Exercise directions
Reproduce the rows from the start of the records through the line containing "table-cell: ※3 12.0 bbox=[598, 255, 686, 276]", renaming every "cell-value" to "cell-number" and leaving everything else unchanged.
⟨
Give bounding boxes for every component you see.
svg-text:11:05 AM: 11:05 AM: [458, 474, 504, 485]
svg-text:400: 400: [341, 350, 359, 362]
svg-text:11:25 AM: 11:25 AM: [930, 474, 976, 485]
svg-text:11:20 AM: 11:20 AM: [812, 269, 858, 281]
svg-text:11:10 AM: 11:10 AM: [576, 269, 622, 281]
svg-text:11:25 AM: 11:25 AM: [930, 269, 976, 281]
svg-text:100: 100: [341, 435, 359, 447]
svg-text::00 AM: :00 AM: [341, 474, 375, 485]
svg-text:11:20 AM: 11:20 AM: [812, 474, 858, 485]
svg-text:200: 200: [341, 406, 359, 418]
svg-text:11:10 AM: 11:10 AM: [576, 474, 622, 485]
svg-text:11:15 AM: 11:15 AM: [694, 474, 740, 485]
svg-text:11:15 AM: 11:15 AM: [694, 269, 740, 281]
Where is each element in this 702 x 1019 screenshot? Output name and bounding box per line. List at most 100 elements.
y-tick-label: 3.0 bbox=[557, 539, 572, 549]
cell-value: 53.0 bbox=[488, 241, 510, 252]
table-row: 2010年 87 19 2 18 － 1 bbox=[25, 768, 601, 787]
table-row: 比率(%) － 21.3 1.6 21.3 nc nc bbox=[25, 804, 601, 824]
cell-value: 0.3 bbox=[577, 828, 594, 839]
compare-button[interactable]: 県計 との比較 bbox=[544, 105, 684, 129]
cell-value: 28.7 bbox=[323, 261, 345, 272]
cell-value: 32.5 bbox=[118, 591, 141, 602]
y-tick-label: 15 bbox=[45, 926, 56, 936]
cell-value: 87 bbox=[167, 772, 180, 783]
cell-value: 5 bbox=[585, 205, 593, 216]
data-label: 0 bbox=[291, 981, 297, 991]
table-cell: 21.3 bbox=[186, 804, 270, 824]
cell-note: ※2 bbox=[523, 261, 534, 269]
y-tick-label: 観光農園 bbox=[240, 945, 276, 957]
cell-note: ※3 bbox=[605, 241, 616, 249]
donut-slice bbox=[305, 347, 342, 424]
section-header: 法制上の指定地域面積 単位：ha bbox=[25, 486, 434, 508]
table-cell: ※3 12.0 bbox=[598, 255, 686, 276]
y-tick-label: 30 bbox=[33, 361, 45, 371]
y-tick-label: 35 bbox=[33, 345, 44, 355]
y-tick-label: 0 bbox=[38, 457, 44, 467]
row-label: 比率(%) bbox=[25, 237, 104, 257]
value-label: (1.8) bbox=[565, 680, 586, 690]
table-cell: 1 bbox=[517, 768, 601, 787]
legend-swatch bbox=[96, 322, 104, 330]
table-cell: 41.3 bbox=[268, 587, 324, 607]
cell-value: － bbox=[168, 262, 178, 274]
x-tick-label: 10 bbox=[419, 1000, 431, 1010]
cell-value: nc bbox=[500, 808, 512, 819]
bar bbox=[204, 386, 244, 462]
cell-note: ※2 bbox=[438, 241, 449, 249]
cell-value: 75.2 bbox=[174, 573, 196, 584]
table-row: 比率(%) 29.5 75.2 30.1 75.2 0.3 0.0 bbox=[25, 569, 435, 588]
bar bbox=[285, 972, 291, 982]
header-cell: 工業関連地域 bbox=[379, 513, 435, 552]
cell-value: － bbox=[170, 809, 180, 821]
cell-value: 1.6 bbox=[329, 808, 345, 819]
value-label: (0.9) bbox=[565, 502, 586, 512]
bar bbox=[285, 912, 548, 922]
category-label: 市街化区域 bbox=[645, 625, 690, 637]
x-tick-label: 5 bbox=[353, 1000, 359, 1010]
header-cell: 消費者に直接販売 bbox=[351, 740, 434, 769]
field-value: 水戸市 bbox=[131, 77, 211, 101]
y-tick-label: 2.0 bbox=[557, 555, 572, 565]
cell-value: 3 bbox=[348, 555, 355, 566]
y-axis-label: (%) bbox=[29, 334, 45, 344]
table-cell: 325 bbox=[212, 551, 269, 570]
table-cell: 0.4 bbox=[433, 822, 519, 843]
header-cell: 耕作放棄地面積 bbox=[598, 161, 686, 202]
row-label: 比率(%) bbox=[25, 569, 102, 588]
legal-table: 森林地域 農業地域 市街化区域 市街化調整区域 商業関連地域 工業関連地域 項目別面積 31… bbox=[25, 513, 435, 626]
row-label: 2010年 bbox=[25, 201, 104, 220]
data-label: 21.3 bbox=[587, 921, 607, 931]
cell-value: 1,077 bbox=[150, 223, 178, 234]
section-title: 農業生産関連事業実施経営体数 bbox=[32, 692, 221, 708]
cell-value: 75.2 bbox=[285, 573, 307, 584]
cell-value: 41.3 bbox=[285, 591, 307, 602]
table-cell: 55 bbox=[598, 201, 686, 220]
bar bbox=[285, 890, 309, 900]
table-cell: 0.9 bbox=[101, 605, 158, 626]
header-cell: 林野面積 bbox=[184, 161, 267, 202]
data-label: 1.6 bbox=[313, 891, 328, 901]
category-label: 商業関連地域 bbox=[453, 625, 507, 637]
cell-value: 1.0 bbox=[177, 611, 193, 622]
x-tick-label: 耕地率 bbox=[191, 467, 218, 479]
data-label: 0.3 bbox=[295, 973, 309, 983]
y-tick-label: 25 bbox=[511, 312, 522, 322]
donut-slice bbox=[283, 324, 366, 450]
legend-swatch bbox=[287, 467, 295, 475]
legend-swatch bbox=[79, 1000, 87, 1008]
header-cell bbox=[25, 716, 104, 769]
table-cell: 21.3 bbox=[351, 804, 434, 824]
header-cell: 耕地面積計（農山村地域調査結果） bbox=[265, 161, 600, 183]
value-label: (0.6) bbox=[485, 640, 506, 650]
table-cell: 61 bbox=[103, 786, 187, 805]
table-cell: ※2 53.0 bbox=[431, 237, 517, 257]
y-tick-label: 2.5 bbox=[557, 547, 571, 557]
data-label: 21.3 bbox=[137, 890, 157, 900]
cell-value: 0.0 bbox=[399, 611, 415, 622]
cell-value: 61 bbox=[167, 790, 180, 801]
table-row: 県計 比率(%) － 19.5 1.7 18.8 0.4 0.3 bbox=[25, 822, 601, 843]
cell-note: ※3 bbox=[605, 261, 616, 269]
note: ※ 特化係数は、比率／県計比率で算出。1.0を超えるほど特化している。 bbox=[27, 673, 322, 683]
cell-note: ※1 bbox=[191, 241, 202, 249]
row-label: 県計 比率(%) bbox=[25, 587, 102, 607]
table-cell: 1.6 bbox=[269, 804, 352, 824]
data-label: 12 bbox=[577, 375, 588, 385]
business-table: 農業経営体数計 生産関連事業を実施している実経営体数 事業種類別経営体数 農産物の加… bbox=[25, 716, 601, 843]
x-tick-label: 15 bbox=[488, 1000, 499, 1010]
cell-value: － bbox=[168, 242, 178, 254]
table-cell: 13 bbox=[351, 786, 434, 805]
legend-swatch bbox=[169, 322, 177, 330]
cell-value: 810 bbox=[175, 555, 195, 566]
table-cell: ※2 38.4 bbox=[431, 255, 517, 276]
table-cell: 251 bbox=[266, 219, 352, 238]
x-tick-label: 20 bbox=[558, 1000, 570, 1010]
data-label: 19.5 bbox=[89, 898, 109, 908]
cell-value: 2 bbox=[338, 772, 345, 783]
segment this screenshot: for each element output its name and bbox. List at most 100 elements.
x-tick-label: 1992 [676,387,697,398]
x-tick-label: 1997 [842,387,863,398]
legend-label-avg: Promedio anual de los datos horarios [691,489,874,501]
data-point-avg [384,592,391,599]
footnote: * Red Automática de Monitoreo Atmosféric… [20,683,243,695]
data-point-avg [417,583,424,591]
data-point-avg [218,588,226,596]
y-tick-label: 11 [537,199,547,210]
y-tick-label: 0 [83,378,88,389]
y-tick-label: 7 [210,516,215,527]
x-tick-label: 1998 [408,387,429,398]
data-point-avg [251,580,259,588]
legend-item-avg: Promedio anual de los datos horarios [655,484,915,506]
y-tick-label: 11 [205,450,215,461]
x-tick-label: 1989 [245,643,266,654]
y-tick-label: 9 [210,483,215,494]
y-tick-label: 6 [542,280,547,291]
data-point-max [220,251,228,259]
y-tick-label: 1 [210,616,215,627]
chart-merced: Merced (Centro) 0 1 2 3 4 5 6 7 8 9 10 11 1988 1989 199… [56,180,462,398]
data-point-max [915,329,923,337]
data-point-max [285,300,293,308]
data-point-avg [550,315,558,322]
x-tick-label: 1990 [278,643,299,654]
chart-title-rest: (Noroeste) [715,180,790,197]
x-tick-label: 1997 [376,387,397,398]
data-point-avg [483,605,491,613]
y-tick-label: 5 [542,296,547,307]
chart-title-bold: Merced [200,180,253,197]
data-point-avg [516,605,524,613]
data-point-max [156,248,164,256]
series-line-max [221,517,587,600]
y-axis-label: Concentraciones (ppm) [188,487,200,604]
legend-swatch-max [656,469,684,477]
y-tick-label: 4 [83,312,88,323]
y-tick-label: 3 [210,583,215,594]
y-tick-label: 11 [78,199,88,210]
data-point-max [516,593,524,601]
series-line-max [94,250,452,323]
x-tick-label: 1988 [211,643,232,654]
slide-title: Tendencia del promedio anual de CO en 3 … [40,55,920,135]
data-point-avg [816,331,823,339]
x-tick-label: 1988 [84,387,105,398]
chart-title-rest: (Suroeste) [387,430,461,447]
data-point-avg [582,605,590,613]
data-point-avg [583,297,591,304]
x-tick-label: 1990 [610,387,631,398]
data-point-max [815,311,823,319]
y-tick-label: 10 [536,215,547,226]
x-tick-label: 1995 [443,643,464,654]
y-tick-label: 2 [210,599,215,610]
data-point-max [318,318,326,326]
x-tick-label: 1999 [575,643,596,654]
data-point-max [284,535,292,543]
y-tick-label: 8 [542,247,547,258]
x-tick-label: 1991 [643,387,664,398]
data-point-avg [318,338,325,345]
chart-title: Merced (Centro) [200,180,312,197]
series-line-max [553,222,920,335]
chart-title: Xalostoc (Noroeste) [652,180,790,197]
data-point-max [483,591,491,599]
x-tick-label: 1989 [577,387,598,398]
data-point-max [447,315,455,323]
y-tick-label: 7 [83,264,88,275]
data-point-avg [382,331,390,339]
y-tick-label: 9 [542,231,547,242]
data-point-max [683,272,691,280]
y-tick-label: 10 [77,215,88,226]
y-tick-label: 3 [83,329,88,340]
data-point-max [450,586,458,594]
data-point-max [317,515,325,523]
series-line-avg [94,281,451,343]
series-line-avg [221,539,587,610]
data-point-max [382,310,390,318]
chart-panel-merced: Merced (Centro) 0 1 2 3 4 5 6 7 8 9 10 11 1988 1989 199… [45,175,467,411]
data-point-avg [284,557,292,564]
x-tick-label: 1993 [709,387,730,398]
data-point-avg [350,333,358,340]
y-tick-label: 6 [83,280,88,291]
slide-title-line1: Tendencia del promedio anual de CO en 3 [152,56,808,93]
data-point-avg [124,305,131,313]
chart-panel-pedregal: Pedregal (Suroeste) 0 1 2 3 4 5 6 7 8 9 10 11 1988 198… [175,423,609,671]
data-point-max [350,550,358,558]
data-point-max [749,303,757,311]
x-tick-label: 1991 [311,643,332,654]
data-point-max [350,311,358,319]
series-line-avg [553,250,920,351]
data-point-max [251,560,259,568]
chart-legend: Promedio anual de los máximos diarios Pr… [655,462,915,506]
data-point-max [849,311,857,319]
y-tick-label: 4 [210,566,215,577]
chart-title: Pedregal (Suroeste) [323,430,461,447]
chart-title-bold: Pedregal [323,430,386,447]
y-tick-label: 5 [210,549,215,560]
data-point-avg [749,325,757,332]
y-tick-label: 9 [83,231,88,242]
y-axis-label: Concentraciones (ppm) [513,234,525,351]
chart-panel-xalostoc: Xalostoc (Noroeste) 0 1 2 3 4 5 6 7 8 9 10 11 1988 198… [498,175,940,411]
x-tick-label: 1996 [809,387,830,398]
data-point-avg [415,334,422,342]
⟩
Reply to the task
Give bounding boxes for every component you see.
svg-text:11:05 AM: 11:05 AM: [458, 474, 504, 485]
svg-text:400: 400: [341, 350, 359, 362]
svg-text:11:25 AM: 11:25 AM: [930, 474, 976, 485]
svg-text:11:20 AM: 11:20 AM: [812, 269, 858, 281]
svg-text:11:10 AM: 11:10 AM: [576, 269, 622, 281]
svg-text:11:25 AM: 11:25 AM: [930, 269, 976, 281]
svg-text:100: 100: [341, 435, 359, 447]
svg-text::00 AM: :00 AM: [341, 474, 375, 485]
svg-text:11:20 AM: 11:20 AM: [812, 474, 858, 485]
svg-text:200: 200: [341, 406, 359, 418]
svg-text:11:10 AM: 11:10 AM: [576, 474, 622, 485]
svg-text:11:15 AM: 11:15 AM: [694, 474, 740, 485]
svg-text:11:15 AM: 11:15 AM: [694, 269, 740, 281]
Where is each element in this 702 x 1019 screenshot? Output name and bounding box per line. List at most 100 elements.
y-tick-label: 3.0 bbox=[557, 539, 572, 549]
cell-number: 53.0 bbox=[488, 241, 510, 252]
table-row: 2010年 87 19 2 18 － 1 bbox=[25, 768, 601, 787]
table-row: 比率(%) － 21.3 1.6 21.3 nc nc bbox=[25, 804, 601, 824]
cell-number: 0.3 bbox=[577, 828, 594, 839]
compare-button[interactable]: 県計 との比較 bbox=[544, 105, 684, 129]
cell-number: 28.7 bbox=[323, 261, 345, 272]
cell-number: 32.5 bbox=[118, 591, 141, 602]
y-tick-label: 15 bbox=[45, 926, 56, 936]
cell-number: 87 bbox=[167, 772, 180, 783]
cell-number: 5 bbox=[585, 205, 593, 216]
data-label: 0 bbox=[291, 981, 297, 991]
table-cell: 21.3 bbox=[186, 804, 270, 824]
cell-note: ※2 bbox=[523, 261, 534, 269]
y-tick-label: 観光農園 bbox=[240, 945, 276, 957]
cell-note: ※3 bbox=[605, 241, 616, 249]
donut-slice bbox=[305, 347, 342, 424]
section-header: 法制上の指定地域面積 単位：ha bbox=[25, 486, 434, 508]
table-cell: ※3 12.0 bbox=[598, 255, 686, 276]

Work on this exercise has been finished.